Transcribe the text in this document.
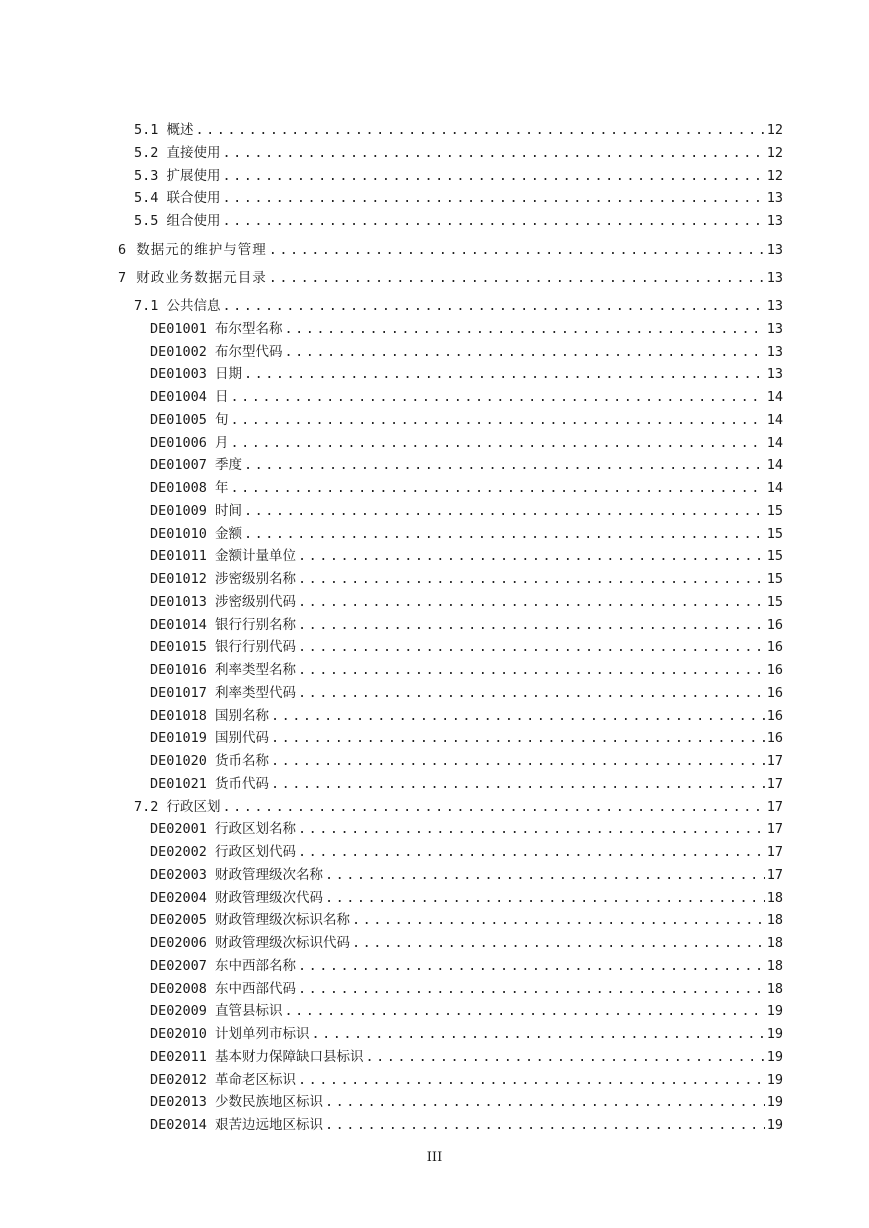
5.1 概述 .....	12
5.2 直接使用 .....	12
5.3 扩展使用 .....	12
5.4 联合使用 .....	13
5.5 组合使用 .....	13
6 数据元的维护与管理 .....	13
7 财政业务数据元目录 .....	13
7.1 公共信息 .....	13
DE01001 布尔型名称 .....	13
DE01002 布尔型代码 .....	13
DE01003 日期 .....	13
DE01004 日 .....	14
DE01005 旬 .....	14
DE01006 月 .....	14
DE01007 季度 .....	14
DE01008 年 .....	14
DE01009 时间 .....	15
DE01010 金额 .....	15
DE01011 金额计量单位 .....	15
DE01012 涉密级别名称 .....	15
DE01013 涉密级别代码 .....	15
DE01014 银行行别名称 .....	16
DE01015 银行行别代码 .....	16
DE01016 利率类型名称 .....	16
DE01017 利率类型代码 .....	16
DE01018 国别名称 .....	16
DE01019 国别代码 .....	16
DE01020 货币名称 .....	17
DE01021 货币代码 .....	17
7.2 行政区划 .....	17
DE02001 行政区划名称 .....	17
DE02002 行政区划代码 .....	17
DE02003 财政管理级次名称 .....	17
DE02004 财政管理级次代码 .....	18
DE02005 财政管理级次标识名称 .....	18
DE02006 财政管理级次标识代码 .....	18
DE02007 东中西部名称 .....	18
DE02008 东中西部代码 .....	18
DE02009 直管县标识 .....	19
DE02010 计划单列市标识 .....	19
DE02011 基本财力保障缺口县标识 .....	19
DE02012 革命老区标识 .....	19
DE02013 少数民族地区标识 .....	19
DE02014 艰苦边远地区标识 .....	19
III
━━━━━━━━━━━━━━━━
_Stated task:_ The data above should be repeated exactly, minus any pictures.

_Solution to the problem:_
Transcribe the text in this document.
5.1 概述 .....	12
5.2 直接使用 .....	12
5.3 扩展使用 .....	12
5.4 联合使用 .....	13
5.5 组合使用 .....	13
6 数据元的维护与管理 .....	13
7 财政业务数据元目录 .....	13
7.1 公共信息 .....	13
DE01001 布尔型名称 .....	13
DE01002 布尔型代码 .....	13
DE01003 日期 .....	13
DE01004 日 .....	14
DE01005 旬 .....	14
DE01006 月 .....	14
DE01007 季度 .....	14
DE01008 年 .....	14
DE01009 时间 .....	15
DE01010 金额 .....	15
DE01011 金额计量单位 .....	15
DE01012 涉密级别名称 .....	15
DE01013 涉密级别代码 .....	15
DE01014 银行行别名称 .....	16
DE01015 银行行别代码 .....	16
DE01016 利率类型名称 .....	16
DE01017 利率类型代码 .....	16
DE01018 国别名称 .....	16
DE01019 国别代码 .....	16
DE01020 货币名称 .....	17
DE01021 货币代码 .....	17
7.2 行政区划 .....	17
DE02001 行政区划名称 .....	17
DE02002 行政区划代码 .....	17
DE02003 财政管理级次名称 .....	17
DE02004 财政管理级次代码 .....	18
DE02005 财政管理级次标识名称 .....	18
DE02006 财政管理级次标识代码 .....	18
DE02007 东中西部名称 .....	18
DE02008 东中西部代码 .....	18
DE02009 直管县标识 .....	19
DE02010 计划单列市标识 .....	19
DE02011 基本财力保障缺口县标识 .....	19
DE02012 革命老区标识 .....	19
DE02013 少数民族地区标识 .....	19
DE02014 艰苦边远地区标识 .....	19
III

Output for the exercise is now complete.